_EXERCISE BRIEF_: Where a line contains the word "нагородою", copy that line.
## BEGIN
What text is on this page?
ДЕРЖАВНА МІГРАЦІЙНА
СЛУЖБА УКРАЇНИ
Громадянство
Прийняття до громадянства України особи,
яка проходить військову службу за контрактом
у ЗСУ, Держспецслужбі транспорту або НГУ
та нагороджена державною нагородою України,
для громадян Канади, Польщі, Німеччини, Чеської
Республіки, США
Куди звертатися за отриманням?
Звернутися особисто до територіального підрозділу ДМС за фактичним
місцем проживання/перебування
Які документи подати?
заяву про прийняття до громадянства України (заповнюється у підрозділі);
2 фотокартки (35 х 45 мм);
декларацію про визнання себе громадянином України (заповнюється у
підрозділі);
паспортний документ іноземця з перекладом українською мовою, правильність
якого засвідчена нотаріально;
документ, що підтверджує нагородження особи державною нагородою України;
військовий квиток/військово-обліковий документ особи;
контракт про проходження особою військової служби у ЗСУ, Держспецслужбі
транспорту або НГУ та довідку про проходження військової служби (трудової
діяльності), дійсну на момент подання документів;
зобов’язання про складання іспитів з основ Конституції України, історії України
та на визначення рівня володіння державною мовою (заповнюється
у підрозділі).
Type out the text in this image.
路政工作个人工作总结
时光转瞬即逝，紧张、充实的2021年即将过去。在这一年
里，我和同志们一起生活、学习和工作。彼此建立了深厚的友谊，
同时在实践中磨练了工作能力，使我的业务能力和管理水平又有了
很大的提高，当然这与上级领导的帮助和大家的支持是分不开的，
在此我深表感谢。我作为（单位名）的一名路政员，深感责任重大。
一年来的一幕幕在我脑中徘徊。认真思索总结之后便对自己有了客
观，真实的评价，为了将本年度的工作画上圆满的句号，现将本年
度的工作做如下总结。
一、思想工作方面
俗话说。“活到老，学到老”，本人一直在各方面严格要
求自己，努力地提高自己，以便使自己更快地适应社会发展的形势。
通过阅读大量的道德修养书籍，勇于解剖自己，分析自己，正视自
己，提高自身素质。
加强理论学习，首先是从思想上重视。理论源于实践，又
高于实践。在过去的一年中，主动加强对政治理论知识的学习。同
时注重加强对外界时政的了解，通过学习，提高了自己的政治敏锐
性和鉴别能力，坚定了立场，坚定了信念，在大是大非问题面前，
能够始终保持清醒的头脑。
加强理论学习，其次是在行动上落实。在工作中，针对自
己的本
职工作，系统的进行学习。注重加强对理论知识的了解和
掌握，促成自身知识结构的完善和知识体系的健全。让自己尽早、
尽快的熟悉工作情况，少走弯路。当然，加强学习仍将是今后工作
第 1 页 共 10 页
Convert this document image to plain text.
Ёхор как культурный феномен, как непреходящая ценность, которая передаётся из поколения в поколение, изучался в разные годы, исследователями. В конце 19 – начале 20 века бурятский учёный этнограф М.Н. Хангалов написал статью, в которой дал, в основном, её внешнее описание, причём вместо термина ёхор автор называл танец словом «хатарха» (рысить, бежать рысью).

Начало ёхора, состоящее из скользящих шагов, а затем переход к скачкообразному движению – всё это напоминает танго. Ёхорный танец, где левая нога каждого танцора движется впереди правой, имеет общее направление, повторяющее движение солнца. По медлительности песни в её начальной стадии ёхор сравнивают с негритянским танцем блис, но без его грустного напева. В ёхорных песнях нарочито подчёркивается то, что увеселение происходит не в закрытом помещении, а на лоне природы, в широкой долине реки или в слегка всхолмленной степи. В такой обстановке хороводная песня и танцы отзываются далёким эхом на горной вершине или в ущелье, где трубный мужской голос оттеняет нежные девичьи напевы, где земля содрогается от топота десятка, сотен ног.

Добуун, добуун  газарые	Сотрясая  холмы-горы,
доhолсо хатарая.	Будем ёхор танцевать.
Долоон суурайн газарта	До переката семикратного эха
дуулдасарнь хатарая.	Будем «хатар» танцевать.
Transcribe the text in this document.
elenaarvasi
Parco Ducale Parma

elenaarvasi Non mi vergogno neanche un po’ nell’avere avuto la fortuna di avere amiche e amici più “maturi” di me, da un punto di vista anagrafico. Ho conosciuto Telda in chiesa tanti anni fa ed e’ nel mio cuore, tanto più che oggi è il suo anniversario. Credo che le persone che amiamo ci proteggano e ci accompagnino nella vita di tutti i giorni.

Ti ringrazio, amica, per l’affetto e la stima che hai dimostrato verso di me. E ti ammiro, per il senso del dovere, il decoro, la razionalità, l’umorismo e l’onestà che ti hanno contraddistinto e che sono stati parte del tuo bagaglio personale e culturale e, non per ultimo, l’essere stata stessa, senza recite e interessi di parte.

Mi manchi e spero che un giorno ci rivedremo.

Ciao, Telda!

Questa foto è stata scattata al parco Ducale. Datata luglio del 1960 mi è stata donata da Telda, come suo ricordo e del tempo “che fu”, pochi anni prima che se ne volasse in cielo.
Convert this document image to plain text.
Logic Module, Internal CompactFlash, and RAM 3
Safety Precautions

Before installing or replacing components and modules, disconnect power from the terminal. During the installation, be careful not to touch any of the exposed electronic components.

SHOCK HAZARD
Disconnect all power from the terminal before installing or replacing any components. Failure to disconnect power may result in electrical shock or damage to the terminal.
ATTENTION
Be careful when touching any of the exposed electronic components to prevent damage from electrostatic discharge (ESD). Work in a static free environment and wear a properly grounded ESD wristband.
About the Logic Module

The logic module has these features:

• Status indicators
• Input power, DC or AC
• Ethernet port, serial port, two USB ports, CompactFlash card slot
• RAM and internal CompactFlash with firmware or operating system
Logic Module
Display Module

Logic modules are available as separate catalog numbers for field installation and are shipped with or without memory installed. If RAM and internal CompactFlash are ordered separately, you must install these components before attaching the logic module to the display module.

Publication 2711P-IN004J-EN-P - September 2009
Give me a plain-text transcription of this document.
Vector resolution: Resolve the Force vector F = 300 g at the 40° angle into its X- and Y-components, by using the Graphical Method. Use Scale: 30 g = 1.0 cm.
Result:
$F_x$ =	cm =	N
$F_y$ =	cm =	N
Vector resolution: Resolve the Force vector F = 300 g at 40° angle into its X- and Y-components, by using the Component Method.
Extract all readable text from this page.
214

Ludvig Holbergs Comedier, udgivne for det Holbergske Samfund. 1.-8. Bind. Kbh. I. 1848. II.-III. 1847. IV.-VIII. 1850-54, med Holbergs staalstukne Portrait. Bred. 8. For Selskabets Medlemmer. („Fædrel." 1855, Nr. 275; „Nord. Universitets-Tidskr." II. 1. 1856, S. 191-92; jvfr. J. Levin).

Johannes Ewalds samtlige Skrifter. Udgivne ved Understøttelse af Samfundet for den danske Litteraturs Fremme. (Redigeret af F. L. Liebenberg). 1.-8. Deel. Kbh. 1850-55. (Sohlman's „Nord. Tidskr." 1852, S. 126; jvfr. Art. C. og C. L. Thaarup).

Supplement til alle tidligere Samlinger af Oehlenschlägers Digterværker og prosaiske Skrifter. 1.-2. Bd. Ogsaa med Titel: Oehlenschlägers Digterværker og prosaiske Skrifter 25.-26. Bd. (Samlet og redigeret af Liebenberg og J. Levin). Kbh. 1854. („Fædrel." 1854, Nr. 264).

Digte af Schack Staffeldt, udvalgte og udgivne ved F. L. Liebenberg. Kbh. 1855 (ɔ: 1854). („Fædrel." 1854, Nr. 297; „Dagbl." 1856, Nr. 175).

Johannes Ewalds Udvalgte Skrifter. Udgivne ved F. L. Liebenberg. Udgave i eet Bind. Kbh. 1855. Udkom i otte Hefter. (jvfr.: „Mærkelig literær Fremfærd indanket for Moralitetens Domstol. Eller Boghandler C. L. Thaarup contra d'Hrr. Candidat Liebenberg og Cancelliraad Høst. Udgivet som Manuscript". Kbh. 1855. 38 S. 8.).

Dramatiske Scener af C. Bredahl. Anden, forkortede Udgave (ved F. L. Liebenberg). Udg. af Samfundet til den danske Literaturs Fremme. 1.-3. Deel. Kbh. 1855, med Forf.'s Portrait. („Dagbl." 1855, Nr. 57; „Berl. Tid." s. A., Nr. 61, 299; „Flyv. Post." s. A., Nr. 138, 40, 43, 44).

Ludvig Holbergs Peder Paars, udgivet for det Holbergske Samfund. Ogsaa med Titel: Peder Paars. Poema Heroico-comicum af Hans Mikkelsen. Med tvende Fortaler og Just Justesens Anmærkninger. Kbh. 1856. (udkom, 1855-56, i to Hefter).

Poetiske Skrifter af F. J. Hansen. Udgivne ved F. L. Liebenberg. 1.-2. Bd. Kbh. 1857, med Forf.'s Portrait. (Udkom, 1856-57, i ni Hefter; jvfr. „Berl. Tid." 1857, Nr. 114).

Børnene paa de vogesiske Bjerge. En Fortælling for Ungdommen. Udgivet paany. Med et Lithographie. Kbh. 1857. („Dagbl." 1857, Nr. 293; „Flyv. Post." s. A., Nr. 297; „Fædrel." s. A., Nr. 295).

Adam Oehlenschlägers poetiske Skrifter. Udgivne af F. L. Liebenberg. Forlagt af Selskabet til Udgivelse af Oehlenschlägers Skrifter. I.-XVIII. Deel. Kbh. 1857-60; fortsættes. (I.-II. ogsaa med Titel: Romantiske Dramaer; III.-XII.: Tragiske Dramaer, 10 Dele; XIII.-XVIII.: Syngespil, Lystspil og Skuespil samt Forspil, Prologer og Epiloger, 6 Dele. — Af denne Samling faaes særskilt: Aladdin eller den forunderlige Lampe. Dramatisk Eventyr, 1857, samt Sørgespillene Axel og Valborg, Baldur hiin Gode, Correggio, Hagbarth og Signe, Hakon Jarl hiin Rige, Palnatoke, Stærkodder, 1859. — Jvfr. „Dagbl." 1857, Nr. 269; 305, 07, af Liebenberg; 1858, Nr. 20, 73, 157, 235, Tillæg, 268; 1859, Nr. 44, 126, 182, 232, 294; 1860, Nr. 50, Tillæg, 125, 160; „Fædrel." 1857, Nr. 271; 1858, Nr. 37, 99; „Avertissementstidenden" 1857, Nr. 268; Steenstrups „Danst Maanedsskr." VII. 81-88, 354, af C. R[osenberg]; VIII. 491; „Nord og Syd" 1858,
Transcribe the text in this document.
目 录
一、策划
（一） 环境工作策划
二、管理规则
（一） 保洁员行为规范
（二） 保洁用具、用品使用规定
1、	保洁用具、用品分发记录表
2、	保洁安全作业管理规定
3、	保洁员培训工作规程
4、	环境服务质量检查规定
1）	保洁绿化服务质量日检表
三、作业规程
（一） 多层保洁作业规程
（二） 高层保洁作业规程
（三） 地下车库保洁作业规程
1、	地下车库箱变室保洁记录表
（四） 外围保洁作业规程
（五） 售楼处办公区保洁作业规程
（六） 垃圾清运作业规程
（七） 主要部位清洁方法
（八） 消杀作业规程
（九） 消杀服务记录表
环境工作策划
## END
_ANSWER IN FULL_:
та нагороджена державною нагородою України,
документ, що підтверджує нагородження особи державною нагородою України;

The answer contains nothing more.